▶ The request
Skip the pictures and quote all of the lines exactly.

▶ Exercise data

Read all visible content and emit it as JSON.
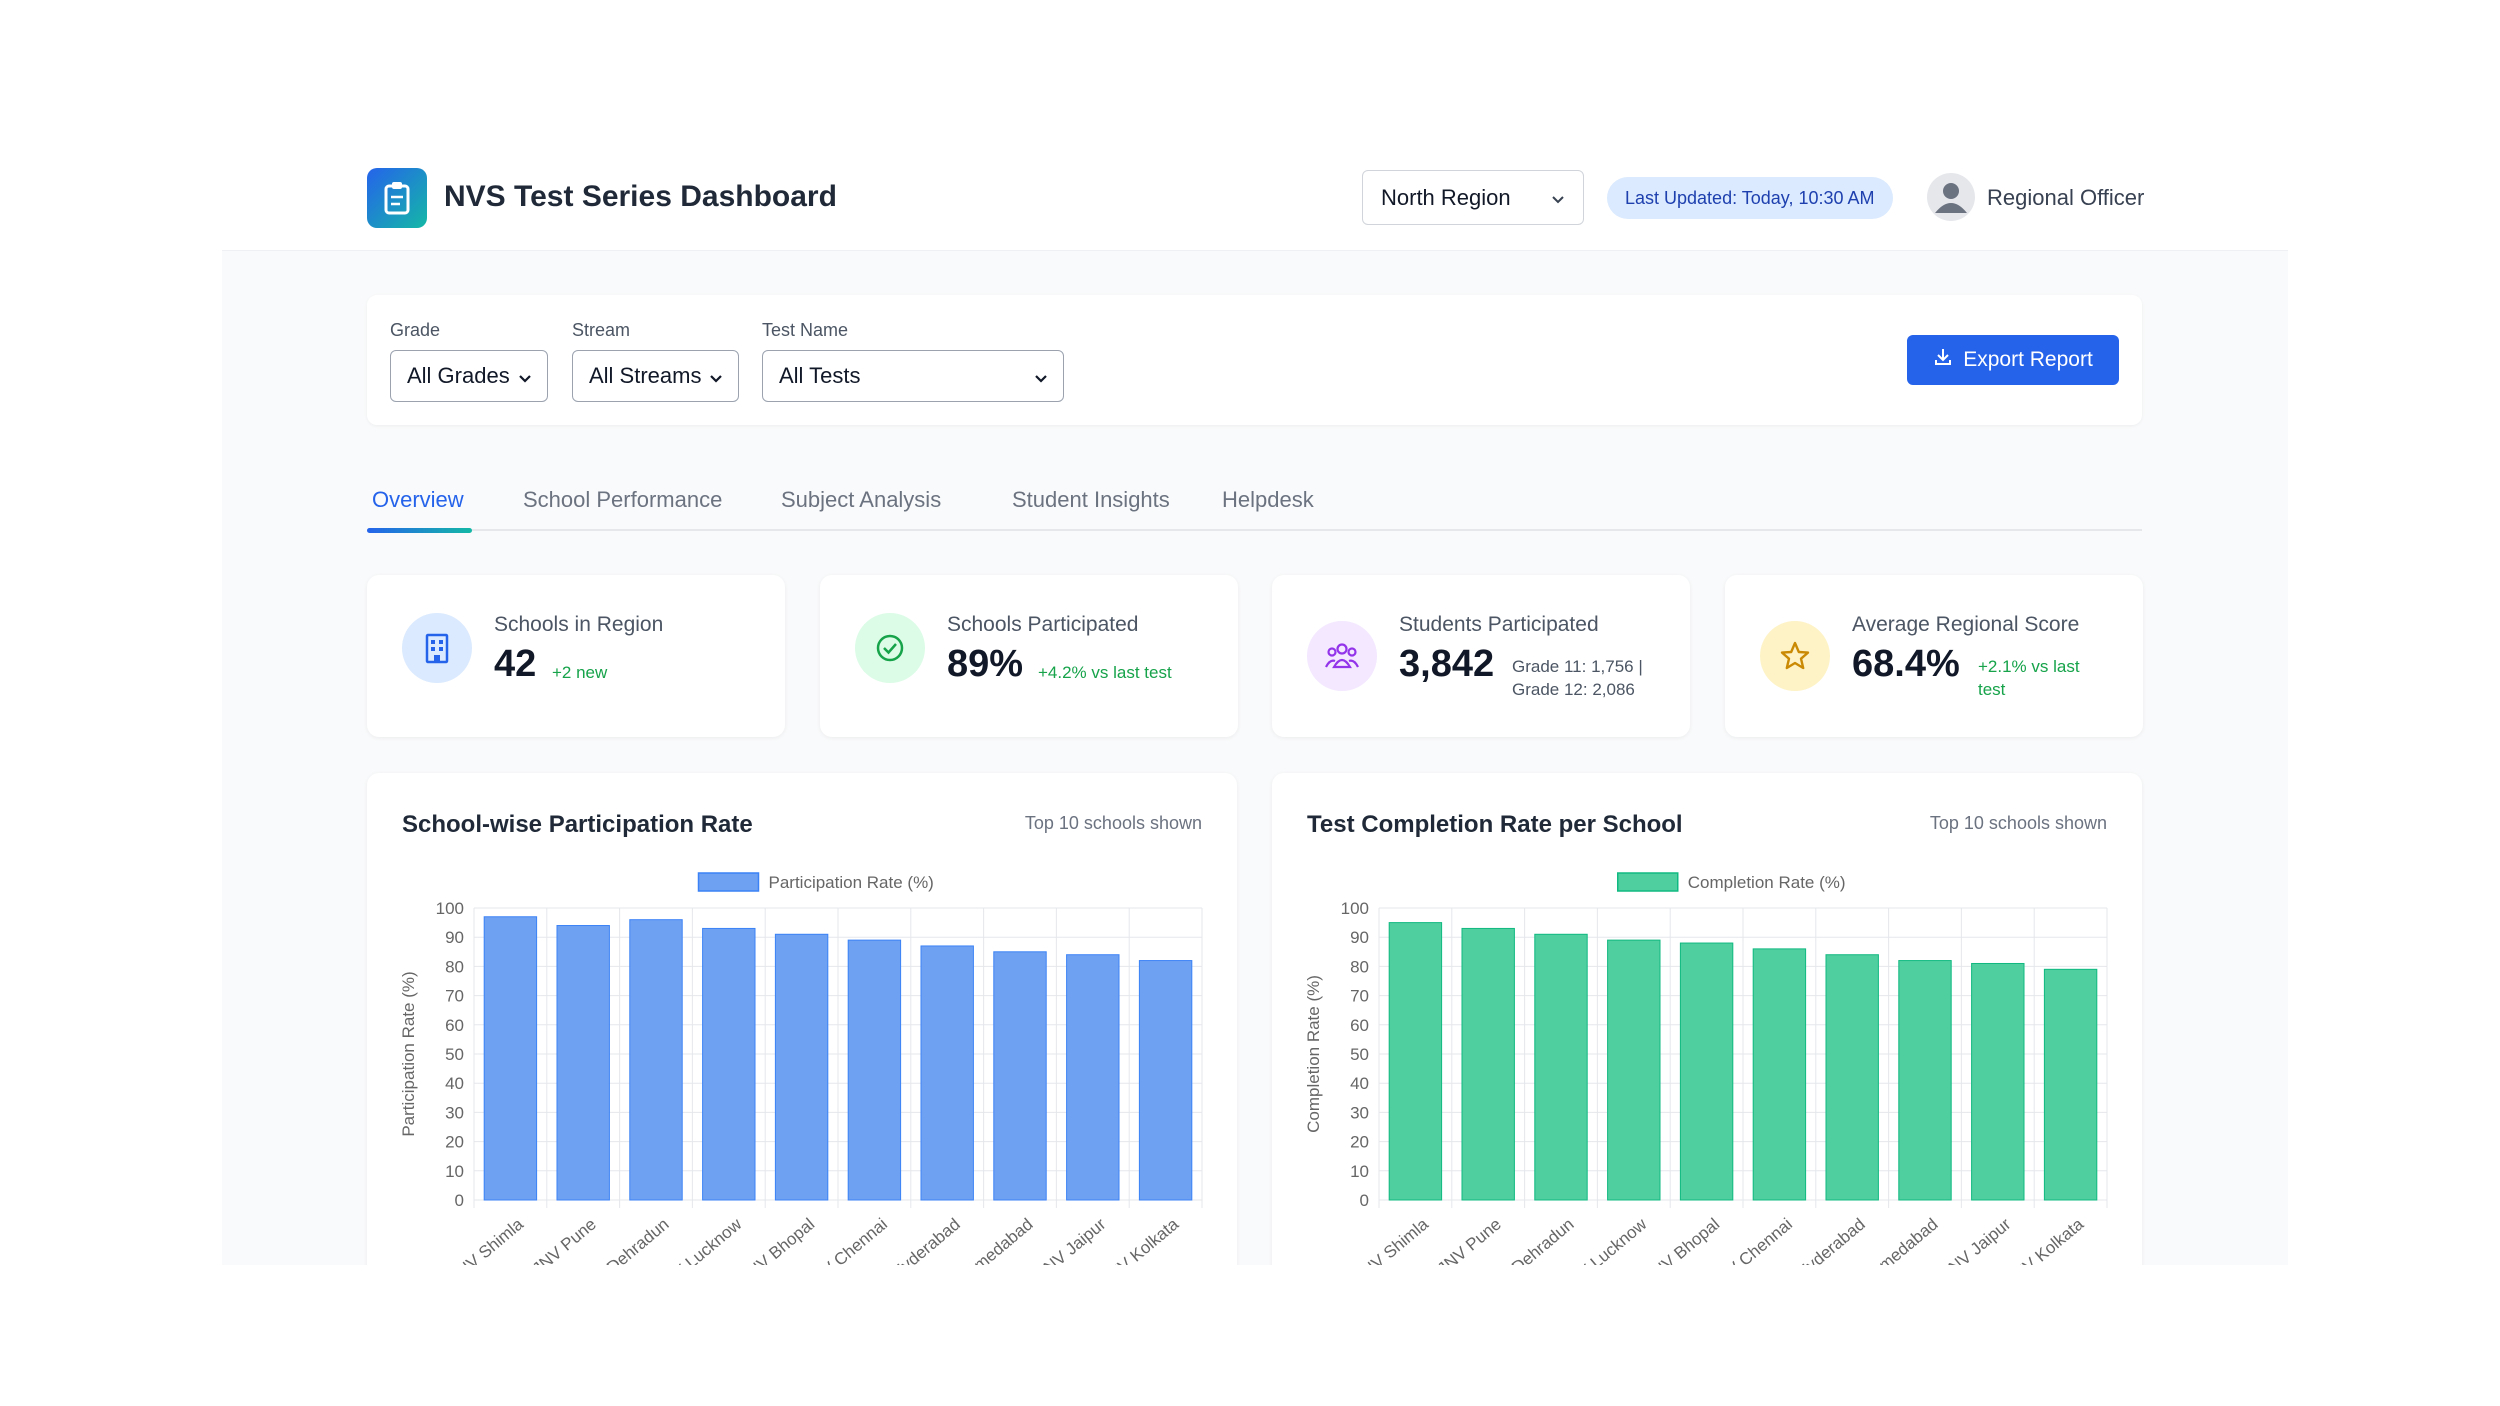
{
  "header": {
    "title": "NVS Test Series Dashboard",
    "region": "North Region",
    "last_updated": "Last Updated: Today, 10:30 AM",
    "user": "Regional Officer"
  },
  "filters": {
    "grade_label": "Grade",
    "grade_value": "All Grades",
    "stream_label": "Stream",
    "stream_value": "All Streams",
    "test_label": "Test Name",
    "test_value": "All Tests",
    "export_label": "Export Report"
  },
  "tabs": [
    "Overview",
    "School Performance",
    "Subject Analysis",
    "Student Insights",
    "Helpdesk"
  ],
  "stats": [
    {
      "label": "Schools in Region",
      "value": "42",
      "sub": "+2 new"
    },
    {
      "label": "Schools Participated",
      "value": "89%",
      "sub": "+4.2% vs last test"
    },
    {
      "label": "Students Participated",
      "value": "3,842",
      "sub1": "Grade 11: 1,756 |",
      "sub2": "Grade 12: 2,086"
    },
    {
      "label": "Average Regional Score",
      "value": "68.4%",
      "sub1": "+2.1% vs last",
      "sub2": "test"
    }
  ],
  "cards": [
    {
      "title": "School-wise Participation Rate",
      "note": "Top 10 schools shown"
    },
    {
      "title": "Test Completion Rate per School",
      "note": "Top 10 schools shown"
    }
  ],
  "colors": {
    "primary": "#2563eb",
    "participation_bar": "#6fa1f2",
    "completion_bar": "#4fcf9f",
    "success": "#16a34a"
  },
  "chart_data": [
    {
      "type": "bar",
      "categories": [
        "JNV Shimla",
        "JNV Pune",
        "JNV Dehradun",
        "JNV Lucknow",
        "JNV Bhopal",
        "JNV Chennai",
        "JNV Hyderabad",
        "JNV Ahmedabad",
        "JNV Jaipur",
        "JNV Kolkata"
      ],
      "series": [
        {
          "name": "Participation Rate (%)",
          "values": [
            97,
            94,
            96,
            93,
            91,
            89,
            87,
            85,
            84,
            82
          ]
        }
      ],
      "ylabel": "Participation Rate (%)",
      "ylim": [
        0,
        100
      ],
      "yticks": [
        "0",
        "10",
        "20",
        "30",
        "40",
        "50",
        "60",
        "70",
        "80",
        "90",
        "100"
      ],
      "legend": "top",
      "grid": true,
      "color": "#6fa1f2",
      "border": "#3b82f6"
    },
    {
      "type": "bar",
      "categories": [
        "JNV Shimla",
        "JNV Pune",
        "JNV Dehradun",
        "JNV Lucknow",
        "JNV Bhopal",
        "JNV Chennai",
        "JNV Hyderabad",
        "JNV Ahmedabad",
        "JNV Jaipur",
        "JNV Kolkata"
      ],
      "series": [
        {
          "name": "Completion Rate (%)",
          "values": [
            95,
            93,
            91,
            89,
            88,
            86,
            84,
            82,
            81,
            79
          ]
        }
      ],
      "ylabel": "Completion Rate (%)",
      "ylim": [
        0,
        100
      ],
      "yticks": [
        "0",
        "10",
        "20",
        "30",
        "40",
        "50",
        "60",
        "70",
        "80",
        "90",
        "100"
      ],
      "legend": "top",
      "grid": true,
      "color": "#4fcf9f",
      "border": "#10b981"
    }
  ]
}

▶ Correct result
Read all visible content and emit it as JSON.
{
  "header": {
    "title": "NVS Test Series Dashboard",
    "region": "North Region",
    "last_updated": "Last Updated: Today, 10:30 AM",
    "user": "Regional Officer"
  },
  "filters": {
    "grade_label": "Grade",
    "grade_value": "All Grades",
    "stream_label": "Stream",
    "stream_value": "All Streams",
    "test_label": "Test Name",
    "test_value": "All Tests",
    "export_label": "Export Report"
  },
  "tabs": [
    "Overview",
    "School Performance",
    "Subject Analysis",
    "Student Insights",
    "Helpdesk"
  ],
  "stats": [
    {
      "label": "Schools in Region",
      "value": "42",
      "sub": "+2 new"
    },
    {
      "label": "Schools Participated",
      "value": "89%",
      "sub": "+4.2% vs last test"
    },
    {
      "label": "Students Participated",
      "value": "3,842",
      "sub1": "Grade 11: 1,756 |",
      "sub2": "Grade 12: 2,086"
    },
    {
      "label": "Average Regional Score",
      "value": "68.4%",
      "sub1": "+2.1% vs last",
      "sub2": "test"
    }
  ],
  "cards": [
    {
      "title": "School-wise Participation Rate",
      "note": "Top 10 schools shown"
    },
    {
      "title": "Test Completion Rate per School",
      "note": "Top 10 schools shown"
    }
  ],
  "colors": {
    "primary": "#2563eb",
    "participation_bar": "#6fa1f2",
    "completion_bar": "#4fcf9f",
    "success": "#16a34a"
  },
  "chart_data": [
    {
      "type": "bar",
      "categories": [
        "JNV Shimla",
        "JNV Pune",
        "JNV Dehradun",
        "JNV Lucknow",
        "JNV Bhopal",
        "JNV Chennai",
        "JNV Hyderabad",
        "JNV Ahmedabad",
        "JNV Jaipur",
        "JNV Kolkata"
      ],
      "series": [
        {
          "name": "Participation Rate (%)",
          "values": [
            97,
            94,
            96,
            93,
            91,
            89,
            87,
            85,
            84,
            82
          ]
        }
      ],
      "ylabel": "Participation Rate (%)",
      "ylim": [
        0,
        100
      ],
      "yticks": [
        "0",
        "10",
        "20",
        "30",
        "40",
        "50",
        "60",
        "70",
        "80",
        "90",
        "100"
      ],
      "legend": "top",
      "grid": true,
      "color": "#6fa1f2",
      "border": "#3b82f6"
    },
    {
      "type": "bar",
      "categories": [
        "JNV Shimla",
        "JNV Pune",
        "JNV Dehradun",
        "JNV Lucknow",
        "JNV Bhopal",
        "JNV Chennai",
        "JNV Hyderabad",
        "JNV Ahmedabad",
        "JNV Jaipur",
        "JNV Kolkata"
      ],
      "series": [
        {
          "name": "Completion Rate (%)",
          "values": [
            95,
            93,
            91,
            89,
            88,
            86,
            84,
            82,
            81,
            79
          ]
        }
      ],
      "ylabel": "Completion Rate (%)",
      "ylim": [
        0,
        100
      ],
      "yticks": [
        "0",
        "10",
        "20",
        "30",
        "40",
        "50",
        "60",
        "70",
        "80",
        "90",
        "100"
      ],
      "legend": "top",
      "grid": true,
      "color": "#4fcf9f",
      "border": "#10b981"
    }
  ]
}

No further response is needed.